Innovations in Sustainability: SAP Ariba

Posted: 08/20/2019 - 03:09
Innovations in Sustainability: SAP Ariba

This October, the Future of Sourcing Awards will celebrate organizations and individuals that have shown innovation, leadership and transformation in categories that are critical to the sourcing industry. Interviews with the finalists provide helpful insight about their projects, the problem they sought to solve and the impact to their organizations. Below, read about SAP Ariba's project that developed a technology solution to drive insights and intelligence into procurement processes to ensure that companies can effectively identify and mitigate risks in regards to potential supply chain issues such as workplace diversity, modern slavery, working condition, as well as other social risks.

Can you outline why your team embarked on this project and the problem that needed to be solved?

Sustainability has increasingly become a core business objective for global organizations large and small, allowing companies to drive profits while benefiting people and the planet. However, there was not a holistic technology that can include Sourcing and Procurement teams to address these tasks and processes and deliver measurable results. The SAP Ariba team took on this project to develop a technology solution to drive insights and intelligence into procurement processes, making sure companies can effectively identify and mitigate risks in their supply base, looking at potential supply chain issues such as workplace diversity, modern slavery, working condition, as well as other social risks before they impact the company’s business operations and brand reputation.
 

How were things done originally and what was the inspiration to innovate the process?

:: DATA EXTRACT ::

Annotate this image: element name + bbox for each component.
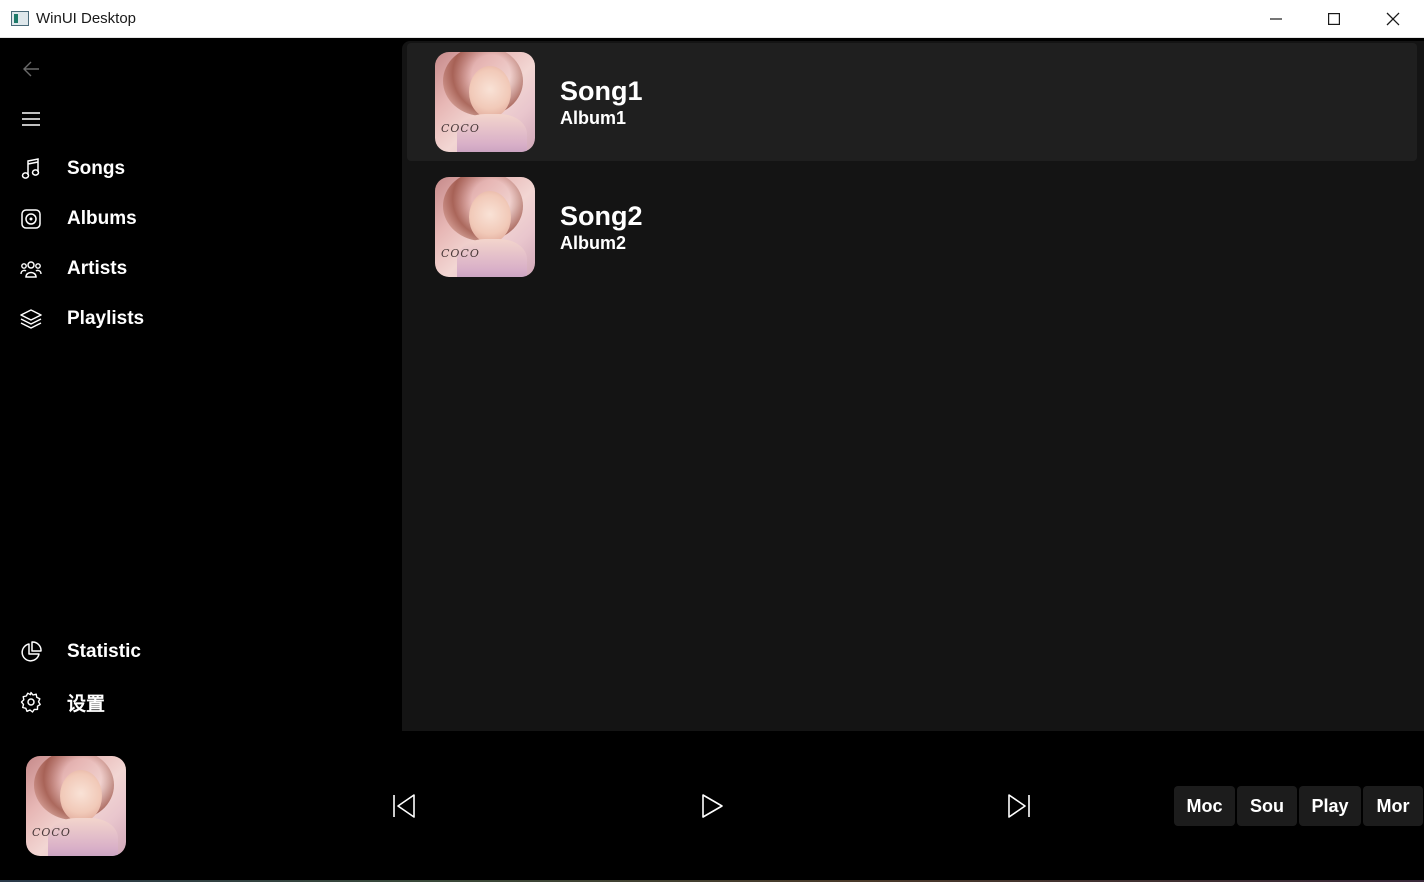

:: DIRECTION 1 ::
Answer from the SAP Ariba post:
(a) In what month will the Future of Sourcing Awards hold its celebration?
(b) On what date was the post published?
(c) According to the post, what has sustainability increasingly become for global organizations?
:: DIRECTION 2 ::
Retype the part of the SAP Ariba post starting with "This October, the Future" and going on through "other social risks.".
The data is separate material, apart from the SAP Ariba post.

:: WORKED ANSWER 1 ::
(a) October.
(b) 08/20/2019.
(c) A core business objective for global organizations large and small.

:: WORKED ANSWER 2 ::
This October, the Future of Sourcing Awards will celebrate organizations and individuals that have shown innovation, leadership and transformation in categories that are critical to the sourcing industry. Interviews with the finalists provide helpful insight about their projects, the problem they sought to solve and the impact to their organizations. Below, read about SAP Ariba's project that developed a technology solution to drive insights and intelligence into procurement processes to ensure that companies can effectively identify and mitigate risks in regards to potential supply chain issues such as workplace diversity, modern slavery, working condition, as well as other social risks.